Please retype the data in full and exactly; the pictures are not part of the copy.

-- Working data --
-- start --
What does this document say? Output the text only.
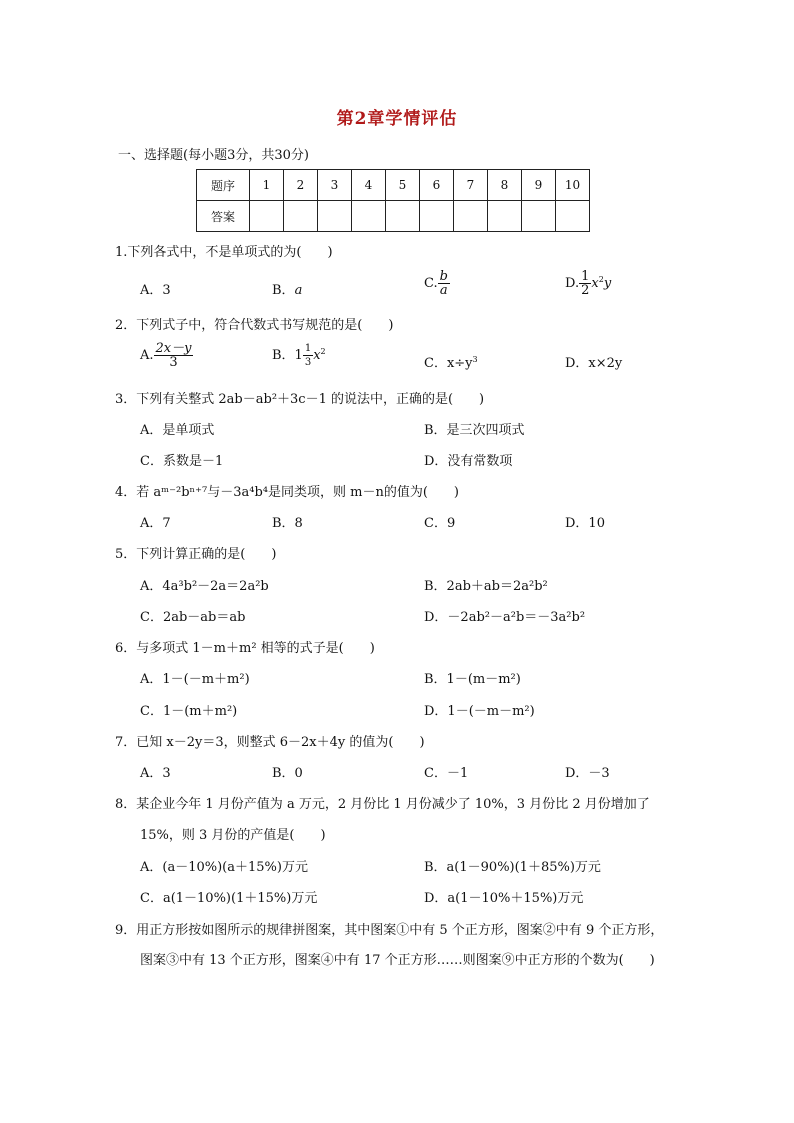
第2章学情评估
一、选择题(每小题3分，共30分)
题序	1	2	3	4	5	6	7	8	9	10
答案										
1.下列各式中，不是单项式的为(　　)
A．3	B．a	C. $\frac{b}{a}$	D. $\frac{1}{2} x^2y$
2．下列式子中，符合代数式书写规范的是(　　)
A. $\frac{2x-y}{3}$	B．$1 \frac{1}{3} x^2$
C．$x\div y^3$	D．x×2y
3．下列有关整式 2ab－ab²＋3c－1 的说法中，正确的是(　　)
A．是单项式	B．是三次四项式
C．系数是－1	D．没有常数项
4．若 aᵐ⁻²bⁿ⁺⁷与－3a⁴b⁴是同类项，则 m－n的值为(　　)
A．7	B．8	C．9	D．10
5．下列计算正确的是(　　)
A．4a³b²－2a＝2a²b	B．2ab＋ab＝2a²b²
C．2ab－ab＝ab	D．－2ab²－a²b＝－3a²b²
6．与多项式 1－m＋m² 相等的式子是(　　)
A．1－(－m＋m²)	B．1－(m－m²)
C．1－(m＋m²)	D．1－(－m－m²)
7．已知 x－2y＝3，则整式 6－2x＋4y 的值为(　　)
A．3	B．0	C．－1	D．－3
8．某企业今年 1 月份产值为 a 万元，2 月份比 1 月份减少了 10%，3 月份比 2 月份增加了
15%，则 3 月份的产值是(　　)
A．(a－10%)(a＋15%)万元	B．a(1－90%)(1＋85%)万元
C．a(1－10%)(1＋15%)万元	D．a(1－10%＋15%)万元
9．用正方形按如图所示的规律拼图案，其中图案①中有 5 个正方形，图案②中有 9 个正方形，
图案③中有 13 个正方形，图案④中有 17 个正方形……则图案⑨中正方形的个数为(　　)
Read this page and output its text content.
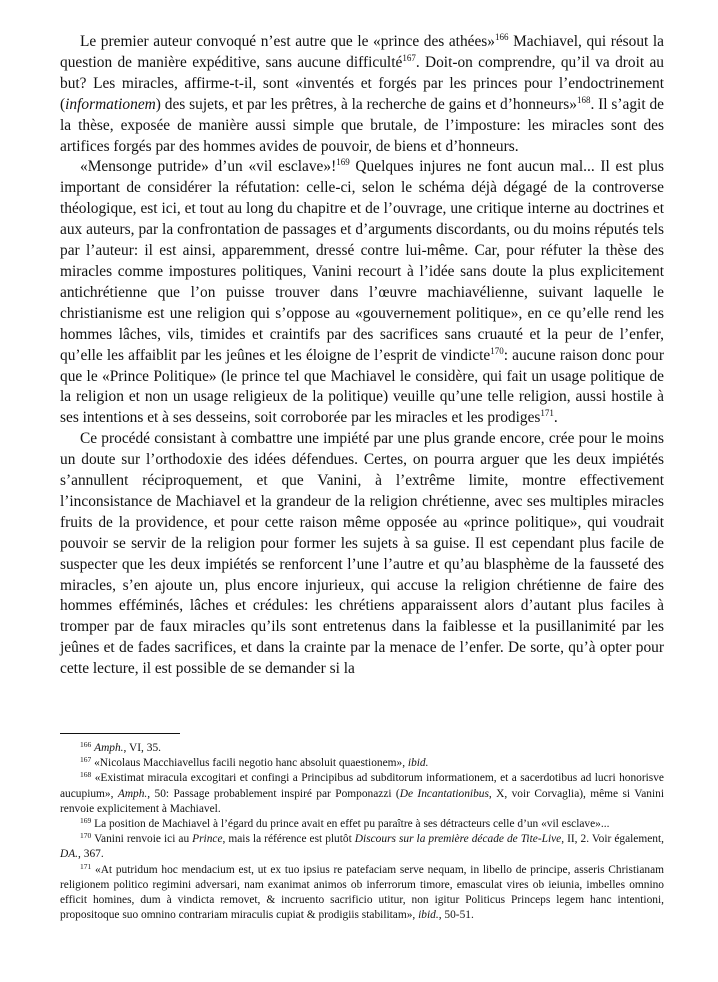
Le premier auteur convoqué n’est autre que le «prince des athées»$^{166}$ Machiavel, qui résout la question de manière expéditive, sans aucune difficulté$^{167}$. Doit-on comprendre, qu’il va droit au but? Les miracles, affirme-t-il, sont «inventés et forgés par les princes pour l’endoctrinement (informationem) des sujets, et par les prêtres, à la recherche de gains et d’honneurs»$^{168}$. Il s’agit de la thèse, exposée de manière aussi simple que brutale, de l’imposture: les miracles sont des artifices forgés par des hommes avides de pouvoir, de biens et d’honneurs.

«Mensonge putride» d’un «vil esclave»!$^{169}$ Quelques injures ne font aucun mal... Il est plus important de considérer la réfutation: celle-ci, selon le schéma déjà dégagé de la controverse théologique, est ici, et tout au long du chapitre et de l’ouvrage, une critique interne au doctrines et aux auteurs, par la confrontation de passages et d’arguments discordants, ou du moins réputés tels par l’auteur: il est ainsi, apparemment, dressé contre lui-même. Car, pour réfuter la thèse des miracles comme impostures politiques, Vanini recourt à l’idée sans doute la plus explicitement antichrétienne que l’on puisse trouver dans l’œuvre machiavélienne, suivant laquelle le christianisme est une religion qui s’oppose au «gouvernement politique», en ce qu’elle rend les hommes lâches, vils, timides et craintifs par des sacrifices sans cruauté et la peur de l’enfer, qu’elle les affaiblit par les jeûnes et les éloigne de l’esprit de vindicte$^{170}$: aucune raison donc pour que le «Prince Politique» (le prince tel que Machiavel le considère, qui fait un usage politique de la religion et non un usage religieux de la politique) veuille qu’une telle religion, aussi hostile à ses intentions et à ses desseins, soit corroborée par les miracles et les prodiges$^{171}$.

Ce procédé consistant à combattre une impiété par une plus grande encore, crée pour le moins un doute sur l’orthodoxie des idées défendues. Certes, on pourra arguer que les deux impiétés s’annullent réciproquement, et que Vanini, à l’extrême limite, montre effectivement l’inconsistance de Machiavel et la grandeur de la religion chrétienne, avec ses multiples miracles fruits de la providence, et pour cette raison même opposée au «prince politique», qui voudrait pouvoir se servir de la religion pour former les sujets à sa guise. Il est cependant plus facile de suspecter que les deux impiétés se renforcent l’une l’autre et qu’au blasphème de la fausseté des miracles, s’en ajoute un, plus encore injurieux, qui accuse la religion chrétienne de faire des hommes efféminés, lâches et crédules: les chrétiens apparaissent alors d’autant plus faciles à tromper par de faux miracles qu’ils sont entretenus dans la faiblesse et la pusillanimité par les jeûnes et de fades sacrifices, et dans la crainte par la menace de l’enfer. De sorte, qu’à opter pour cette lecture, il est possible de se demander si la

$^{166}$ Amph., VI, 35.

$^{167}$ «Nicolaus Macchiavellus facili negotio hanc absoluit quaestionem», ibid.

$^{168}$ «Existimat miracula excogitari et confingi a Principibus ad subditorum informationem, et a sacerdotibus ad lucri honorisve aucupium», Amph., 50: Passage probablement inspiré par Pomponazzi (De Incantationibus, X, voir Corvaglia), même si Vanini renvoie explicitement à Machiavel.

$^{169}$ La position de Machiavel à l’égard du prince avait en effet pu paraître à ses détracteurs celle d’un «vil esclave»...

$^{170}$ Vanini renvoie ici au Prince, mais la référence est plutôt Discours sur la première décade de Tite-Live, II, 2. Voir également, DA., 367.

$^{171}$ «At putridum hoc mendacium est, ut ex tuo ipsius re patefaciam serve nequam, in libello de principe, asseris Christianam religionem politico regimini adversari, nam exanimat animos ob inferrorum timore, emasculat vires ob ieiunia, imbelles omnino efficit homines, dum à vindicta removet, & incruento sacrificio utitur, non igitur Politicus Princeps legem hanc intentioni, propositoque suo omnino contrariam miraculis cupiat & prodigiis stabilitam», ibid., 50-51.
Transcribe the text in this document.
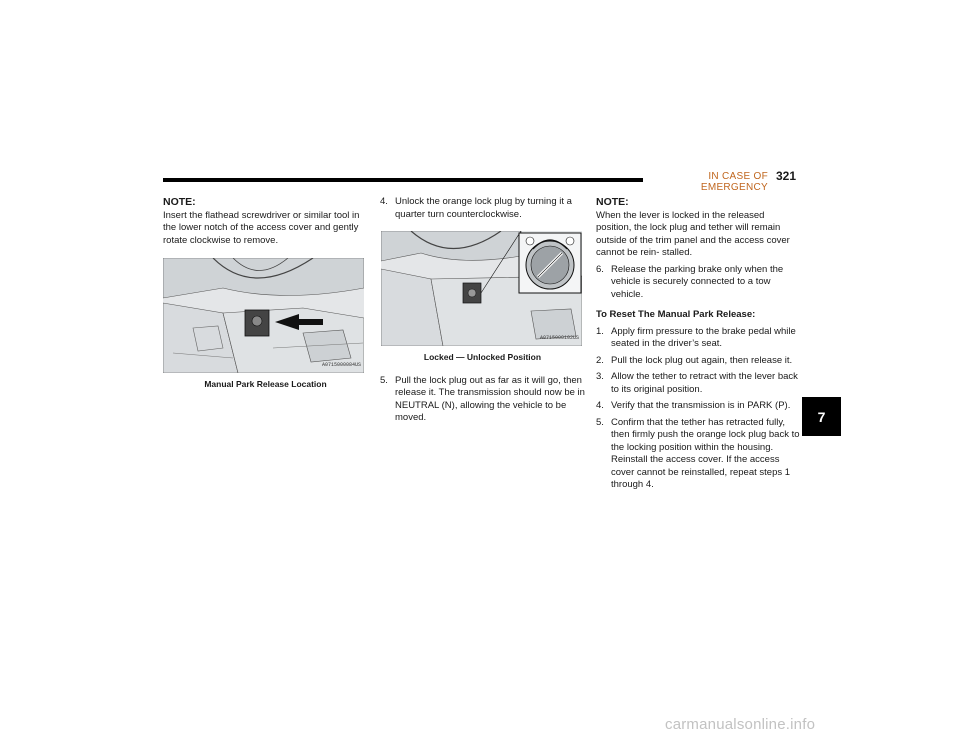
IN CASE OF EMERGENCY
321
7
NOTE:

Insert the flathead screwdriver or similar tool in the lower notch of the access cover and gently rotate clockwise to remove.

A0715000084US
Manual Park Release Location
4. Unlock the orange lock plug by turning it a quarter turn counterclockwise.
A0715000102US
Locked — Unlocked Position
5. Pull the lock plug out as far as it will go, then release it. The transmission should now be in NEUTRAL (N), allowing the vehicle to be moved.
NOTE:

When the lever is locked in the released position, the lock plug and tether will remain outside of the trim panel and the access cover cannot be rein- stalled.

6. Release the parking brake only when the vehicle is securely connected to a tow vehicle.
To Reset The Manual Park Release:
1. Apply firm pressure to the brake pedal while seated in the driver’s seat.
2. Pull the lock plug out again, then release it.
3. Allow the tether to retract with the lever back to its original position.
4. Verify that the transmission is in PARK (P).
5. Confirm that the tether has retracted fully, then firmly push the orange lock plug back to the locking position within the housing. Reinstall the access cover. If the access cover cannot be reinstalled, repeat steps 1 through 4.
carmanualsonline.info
-- end --
-- Task output --
What does this document say? Output the text only.
第2章学情评估
一、选择题(每小题3分，共30分)
题序	1	2	3	4	5	6	7	8	9	10
答案										
1.下列各式中，不是单项式的为(　　)
A．3	B．a	C. $\frac{b}{a}$	D. $\frac{1}{2} x^2y$
2．下列式子中，符合代数式书写规范的是(　　)
A. $\frac{2x-y}{3}$	B．$1 \frac{1}{3} x^2$
C．$x\div y^3$	D．x×2y
3．下列有关整式 2ab－ab²＋3c－1 的说法中，正确的是(　　)
A．是单项式	B．是三次四项式
C．系数是－1	D．没有常数项
4．若 aᵐ⁻²bⁿ⁺⁷与－3a⁴b⁴是同类项，则 m－n的值为(　　)
A．7	B．8	C．9	D．10
5．下列计算正确的是(　　)
A．4a³b²－2a＝2a²b	B．2ab＋ab＝2a²b²
C．2ab－ab＝ab	D．－2ab²－a²b＝－3a²b²
6．与多项式 1－m＋m² 相等的式子是(　　)
A．1－(－m＋m²)	B．1－(m－m²)
C．1－(m＋m²)	D．1－(－m－m²)
7．已知 x－2y＝3，则整式 6－2x＋4y 的值为(　　)
A．3	B．0	C．－1	D．－3
8．某企业今年 1 月份产值为 a 万元，2 月份比 1 月份减少了 10%，3 月份比 2 月份增加了
15%，则 3 月份的产值是(　　)
A．(a－10%)(a＋15%)万元	B．a(1－90%)(1＋85%)万元
C．a(1－10%)(1＋15%)万元	D．a(1－10%＋15%)万元
9．用正方形按如图所示的规律拼图案，其中图案①中有 5 个正方形，图案②中有 9 个正方形，
图案③中有 13 个正方形，图案④中有 17 个正方形……则图案⑨中正方形的个数为(　　)
Read this page and output its text content.
Le premier auteur convoqué n’est autre que le «prince des athées»$^{166}$ Machiavel, qui résout la question de manière expéditive, sans aucune difficulté$^{167}$. Doit-on comprendre, qu’il va droit au but? Les miracles, affirme-t-il, sont «inventés et forgés par les princes pour l’endoctrinement (informationem) des sujets, et par les prêtres, à la recherche de gains et d’honneurs»$^{168}$. Il s’agit de la thèse, exposée de manière aussi simple que brutale, de l’imposture: les miracles sont des artifices forgés par des hommes avides de pouvoir, de biens et d’honneurs.

«Mensonge putride» d’un «vil esclave»!$^{169}$ Quelques injures ne font aucun mal... Il est plus important de considérer la réfutation: celle-ci, selon le schéma déjà dégagé de la controverse théologique, est ici, et tout au long du chapitre et de l’ouvrage, une critique interne au doctrines et aux auteurs, par la confrontation de passages et d’arguments discordants, ou du moins réputés tels par l’auteur: il est ainsi, apparemment, dressé contre lui-même. Car, pour réfuter la thèse des miracles comme impostures politiques, Vanini recourt à l’idée sans doute la plus explicitement antichrétienne que l’on puisse trouver dans l’œuvre machiavélienne, suivant laquelle le christianisme est une religion qui s’oppose au «gouvernement politique», en ce qu’elle rend les hommes lâches, vils, timides et craintifs par des sacrifices sans cruauté et la peur de l’enfer, qu’elle les affaiblit par les jeûnes et les éloigne de l’esprit de vindicte$^{170}$: aucune raison donc pour que le «Prince Politique» (le prince tel que Machiavel le considère, qui fait un usage politique de la religion et non un usage religieux de la politique) veuille qu’une telle religion, aussi hostile à ses intentions et à ses desseins, soit corroborée par les miracles et les prodiges$^{171}$.

Ce procédé consistant à combattre une impiété par une plus grande encore, crée pour le moins un doute sur l’orthodoxie des idées défendues. Certes, on pourra arguer que les deux impiétés s’annullent réciproquement, et que Vanini, à l’extrême limite, montre effectivement l’inconsistance de Machiavel et la grandeur de la religion chrétienne, avec ses multiples miracles fruits de la providence, et pour cette raison même opposée au «prince politique», qui voudrait pouvoir se servir de la religion pour former les sujets à sa guise. Il est cependant plus facile de suspecter que les deux impiétés se renforcent l’une l’autre et qu’au blasphème de la fausseté des miracles, s’en ajoute un, plus encore injurieux, qui accuse la religion chrétienne de faire des hommes efféminés, lâches et crédules: les chrétiens apparaissent alors d’autant plus faciles à tromper par de faux miracles qu’ils sont entretenus dans la faiblesse et la pusillanimité par les jeûnes et de fades sacrifices, et dans la crainte par la menace de l’enfer. De sorte, qu’à opter pour cette lecture, il est possible de se demander si la

$^{166}$ Amph., VI, 35.

$^{167}$ «Nicolaus Macchiavellus facili negotio hanc absoluit quaestionem», ibid.

$^{168}$ «Existimat miracula excogitari et confingi a Principibus ad subditorum informationem, et a sacerdotibus ad lucri honorisve aucupium», Amph., 50: Passage probablement inspiré par Pomponazzi (De Incantationibus, X, voir Corvaglia), même si Vanini renvoie explicitement à Machiavel.

$^{169}$ La position de Machiavel à l’égard du prince avait en effet pu paraître à ses détracteurs celle d’un «vil esclave»...

$^{170}$ Vanini renvoie ici au Prince, mais la référence est plutôt Discours sur la première décade de Tite-Live, II, 2. Voir également, DA., 367.

$^{171}$ «At putridum hoc mendacium est, ut ex tuo ipsius re patefaciam serve nequam, in libello de principe, asseris Christianam religionem politico regimini adversari, nam exanimat animos ob inferrorum timore, emasculat vires ob ieiunia, imbelles omnino efficit homines, dum à vindicta removet, & incruento sacrificio utitur, non igitur Politicus Princeps legem hanc intentioni, propositoque suo omnino contrariam miraculis cupiat & prodigiis stabilitam», ibid., 50-51.
Transcribe the text in this document.
IN CASE OF EMERGENCY
321
7
NOTE:

Insert the flathead screwdriver or similar tool in the lower notch of the access cover and gently rotate clockwise to remove.

A0715000084US
Manual Park Release Location
4. Unlock the orange lock plug by turning it a quarter turn counterclockwise.
A0715000102US
Locked — Unlocked Position
5. Pull the lock plug out as far as it will go, then release it. The transmission should now be in NEUTRAL (N), allowing the vehicle to be moved.
NOTE:

When the lever is locked in the released position, the lock plug and tether will remain outside of the trim panel and the access cover cannot be rein- stalled.

6. Release the parking brake only when the vehicle is securely connected to a tow vehicle.
To Reset The Manual Park Release:
1. Apply firm pressure to the brake pedal while seated in the driver’s seat.
2. Pull the lock plug out again, then release it.
3. Allow the tether to retract with the lever back to its original position.
4. Verify that the transmission is in PARK (P).
5. Confirm that the tether has retracted fully, then firmly push the orange lock plug back to the locking position within the housing. Reinstall the access cover. If the access cover cannot be reinstalled, repeat steps 1 through 4.
carmanualsonline.info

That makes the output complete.